- REQUIREMENT -
Copy all the data exactly, except the pictures.

═════ DATA FOR THIS TASK

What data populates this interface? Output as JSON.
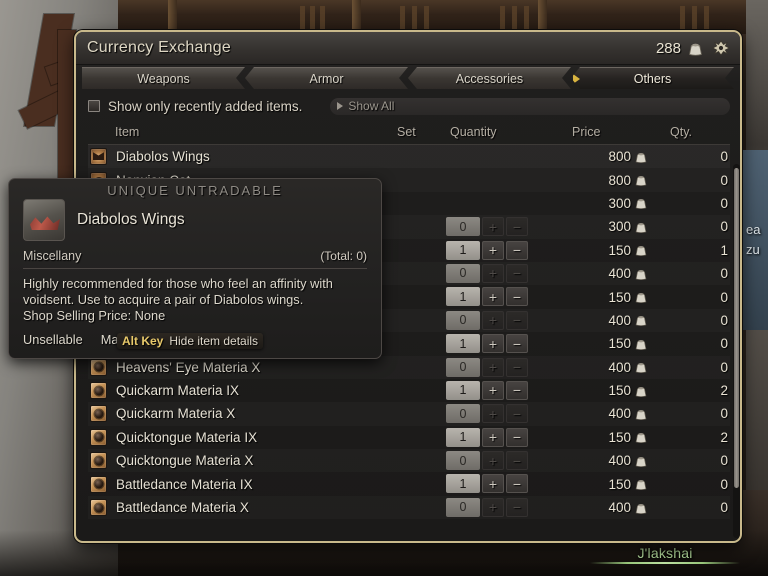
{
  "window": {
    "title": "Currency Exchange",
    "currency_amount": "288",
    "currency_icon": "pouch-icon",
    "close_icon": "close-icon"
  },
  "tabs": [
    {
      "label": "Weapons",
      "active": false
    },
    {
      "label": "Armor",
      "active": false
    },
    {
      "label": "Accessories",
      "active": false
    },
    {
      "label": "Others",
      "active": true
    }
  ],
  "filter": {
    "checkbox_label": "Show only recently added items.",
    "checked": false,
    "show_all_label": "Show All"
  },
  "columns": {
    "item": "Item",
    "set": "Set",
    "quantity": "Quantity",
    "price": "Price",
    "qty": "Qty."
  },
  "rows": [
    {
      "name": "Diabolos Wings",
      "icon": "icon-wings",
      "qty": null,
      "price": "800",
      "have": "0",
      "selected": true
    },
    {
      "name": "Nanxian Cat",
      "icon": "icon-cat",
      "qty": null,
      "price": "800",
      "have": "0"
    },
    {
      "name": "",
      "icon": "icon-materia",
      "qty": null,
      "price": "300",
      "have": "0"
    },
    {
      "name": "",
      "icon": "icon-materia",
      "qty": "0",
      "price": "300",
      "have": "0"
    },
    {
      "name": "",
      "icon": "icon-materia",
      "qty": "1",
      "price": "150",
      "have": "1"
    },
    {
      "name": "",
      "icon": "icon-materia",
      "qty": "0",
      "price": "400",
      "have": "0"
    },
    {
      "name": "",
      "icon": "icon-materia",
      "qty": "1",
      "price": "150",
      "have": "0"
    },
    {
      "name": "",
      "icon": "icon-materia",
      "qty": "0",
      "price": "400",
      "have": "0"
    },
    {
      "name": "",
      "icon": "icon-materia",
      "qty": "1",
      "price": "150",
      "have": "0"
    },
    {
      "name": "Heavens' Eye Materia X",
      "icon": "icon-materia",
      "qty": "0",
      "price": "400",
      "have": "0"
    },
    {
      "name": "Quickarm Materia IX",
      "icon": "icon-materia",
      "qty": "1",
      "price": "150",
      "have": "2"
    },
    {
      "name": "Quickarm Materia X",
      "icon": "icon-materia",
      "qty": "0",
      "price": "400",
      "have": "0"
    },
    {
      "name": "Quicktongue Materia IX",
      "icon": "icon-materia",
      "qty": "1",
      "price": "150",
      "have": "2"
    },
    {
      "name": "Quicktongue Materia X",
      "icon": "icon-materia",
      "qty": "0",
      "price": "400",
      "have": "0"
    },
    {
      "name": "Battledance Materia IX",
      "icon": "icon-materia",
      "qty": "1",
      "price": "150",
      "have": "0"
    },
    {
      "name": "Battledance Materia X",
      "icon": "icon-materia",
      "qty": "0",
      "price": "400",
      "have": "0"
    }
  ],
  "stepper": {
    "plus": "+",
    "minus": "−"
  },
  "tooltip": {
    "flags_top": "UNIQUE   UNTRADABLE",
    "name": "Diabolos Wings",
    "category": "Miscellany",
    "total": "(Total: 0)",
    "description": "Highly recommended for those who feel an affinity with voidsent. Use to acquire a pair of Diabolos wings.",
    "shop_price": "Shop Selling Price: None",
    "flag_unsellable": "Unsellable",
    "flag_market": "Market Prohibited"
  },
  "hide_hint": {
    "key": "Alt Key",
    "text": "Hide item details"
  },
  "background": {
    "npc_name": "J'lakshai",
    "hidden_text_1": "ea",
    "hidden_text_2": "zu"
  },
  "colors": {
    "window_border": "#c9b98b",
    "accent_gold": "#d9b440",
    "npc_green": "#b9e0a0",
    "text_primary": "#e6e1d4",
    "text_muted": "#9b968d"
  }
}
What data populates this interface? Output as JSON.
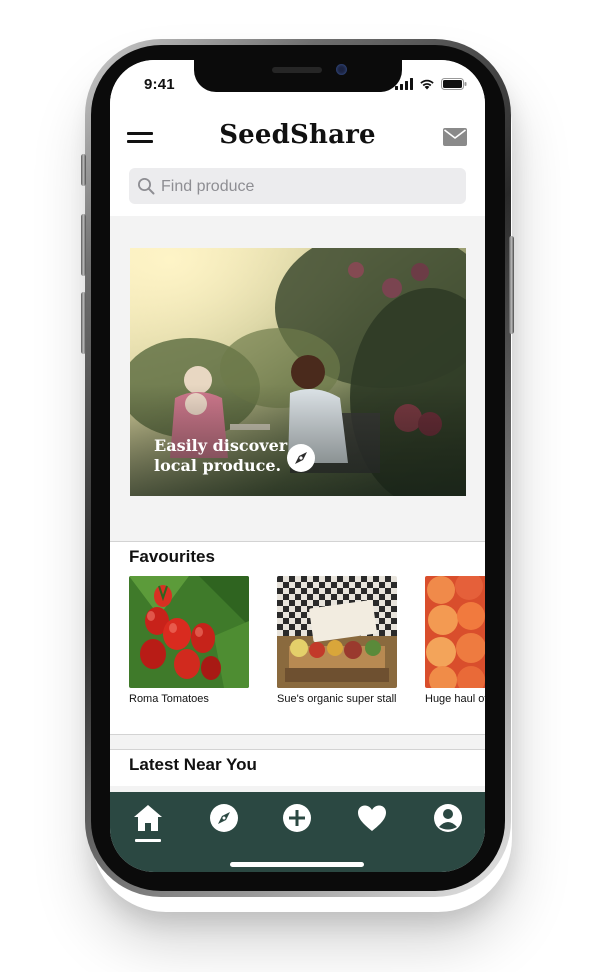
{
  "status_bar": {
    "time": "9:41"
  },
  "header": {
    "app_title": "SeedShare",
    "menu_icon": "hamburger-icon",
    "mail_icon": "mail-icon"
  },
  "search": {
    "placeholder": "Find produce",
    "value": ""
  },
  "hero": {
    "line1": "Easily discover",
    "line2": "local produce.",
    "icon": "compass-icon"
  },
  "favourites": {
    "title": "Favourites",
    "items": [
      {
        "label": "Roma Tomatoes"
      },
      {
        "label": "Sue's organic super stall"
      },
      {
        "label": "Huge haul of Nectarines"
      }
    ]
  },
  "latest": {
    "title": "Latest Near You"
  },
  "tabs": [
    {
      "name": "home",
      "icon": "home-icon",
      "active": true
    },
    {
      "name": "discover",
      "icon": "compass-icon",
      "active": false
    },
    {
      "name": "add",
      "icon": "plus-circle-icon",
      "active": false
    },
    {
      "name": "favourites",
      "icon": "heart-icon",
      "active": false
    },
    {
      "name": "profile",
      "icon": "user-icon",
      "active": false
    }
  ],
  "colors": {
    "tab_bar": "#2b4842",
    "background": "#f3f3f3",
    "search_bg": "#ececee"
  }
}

══════════

- SOLUTION FOR THIS EXERCISE -
What data populates this interface? Output as JSON.
{
  "window": {
    "title": "Currency Exchange",
    "currency_amount": "288",
    "currency_icon": "pouch-icon",
    "close_icon": "close-icon"
  },
  "tabs": [
    {
      "label": "Weapons",
      "active": false
    },
    {
      "label": "Armor",
      "active": false
    },
    {
      "label": "Accessories",
      "active": false
    },
    {
      "label": "Others",
      "active": true
    }
  ],
  "filter": {
    "checkbox_label": "Show only recently added items.",
    "checked": false,
    "show_all_label": "Show All"
  },
  "columns": {
    "item": "Item",
    "set": "Set",
    "quantity": "Quantity",
    "price": "Price",
    "qty": "Qty."
  },
  "rows": [
    {
      "name": "Diabolos Wings",
      "icon": "icon-wings",
      "qty": null,
      "price": "800",
      "have": "0",
      "selected": true
    },
    {
      "name": "Nanxian Cat",
      "icon": "icon-cat",
      "qty": null,
      "price": "800",
      "have": "0"
    },
    {
      "name": "",
      "icon": "icon-materia",
      "qty": null,
      "price": "300",
      "have": "0"
    },
    {
      "name": "",
      "icon": "icon-materia",
      "qty": "0",
      "price": "300",
      "have": "0"
    },
    {
      "name": "",
      "icon": "icon-materia",
      "qty": "1",
      "price": "150",
      "have": "1"
    },
    {
      "name": "",
      "icon": "icon-materia",
      "qty": "0",
      "price": "400",
      "have": "0"
    },
    {
      "name": "",
      "icon": "icon-materia",
      "qty": "1",
      "price": "150",
      "have": "0"
    },
    {
      "name": "",
      "icon": "icon-materia",
      "qty": "0",
      "price": "400",
      "have": "0"
    },
    {
      "name": "",
      "icon": "icon-materia",
      "qty": "1",
      "price": "150",
      "have": "0"
    },
    {
      "name": "Heavens' Eye Materia X",
      "icon": "icon-materia",
      "qty": "0",
      "price": "400",
      "have": "0"
    },
    {
      "name": "Quickarm Materia IX",
      "icon": "icon-materia",
      "qty": "1",
      "price": "150",
      "have": "2"
    },
    {
      "name": "Quickarm Materia X",
      "icon": "icon-materia",
      "qty": "0",
      "price": "400",
      "have": "0"
    },
    {
      "name": "Quicktongue Materia IX",
      "icon": "icon-materia",
      "qty": "1",
      "price": "150",
      "have": "2"
    },
    {
      "name": "Quicktongue Materia X",
      "icon": "icon-materia",
      "qty": "0",
      "price": "400",
      "have": "0"
    },
    {
      "name": "Battledance Materia IX",
      "icon": "icon-materia",
      "qty": "1",
      "price": "150",
      "have": "0"
    },
    {
      "name": "Battledance Materia X",
      "icon": "icon-materia",
      "qty": "0",
      "price": "400",
      "have": "0"
    }
  ],
  "stepper": {
    "plus": "+",
    "minus": "−"
  },
  "tooltip": {
    "flags_top": "UNIQUE   UNTRADABLE",
    "name": "Diabolos Wings",
    "category": "Miscellany",
    "total": "(Total: 0)",
    "description": "Highly recommended for those who feel an affinity with voidsent. Use to acquire a pair of Diabolos wings.",
    "shop_price": "Shop Selling Price: None",
    "flag_unsellable": "Unsellable",
    "flag_market": "Market Prohibited"
  },
  "hide_hint": {
    "key": "Alt Key",
    "text": "Hide item details"
  },
  "background": {
    "npc_name": "J'lakshai",
    "hidden_text_1": "ea",
    "hidden_text_2": "zu"
  },
  "colors": {
    "window_border": "#c9b98b",
    "accent_gold": "#d9b440",
    "npc_green": "#b9e0a0",
    "text_primary": "#e6e1d4",
    "text_muted": "#9b968d"
  }
}
What data populates this interface? Output as JSON.
{
  "status_bar": {
    "time": "9:41"
  },
  "header": {
    "app_title": "SeedShare",
    "menu_icon": "hamburger-icon",
    "mail_icon": "mail-icon"
  },
  "search": {
    "placeholder": "Find produce",
    "value": ""
  },
  "hero": {
    "line1": "Easily discover",
    "line2": "local produce.",
    "icon": "compass-icon"
  },
  "favourites": {
    "title": "Favourites",
    "items": [
      {
        "label": "Roma Tomatoes"
      },
      {
        "label": "Sue's organic super stall"
      },
      {
        "label": "Huge haul of Nectarines"
      }
    ]
  },
  "latest": {
    "title": "Latest Near You"
  },
  "tabs": [
    {
      "name": "home",
      "icon": "home-icon",
      "active": true
    },
    {
      "name": "discover",
      "icon": "compass-icon",
      "active": false
    },
    {
      "name": "add",
      "icon": "plus-circle-icon",
      "active": false
    },
    {
      "name": "favourites",
      "icon": "heart-icon",
      "active": false
    },
    {
      "name": "profile",
      "icon": "user-icon",
      "active": false
    }
  ],
  "colors": {
    "tab_bar": "#2b4842",
    "background": "#f3f3f3",
    "search_bg": "#ececee"
  }
}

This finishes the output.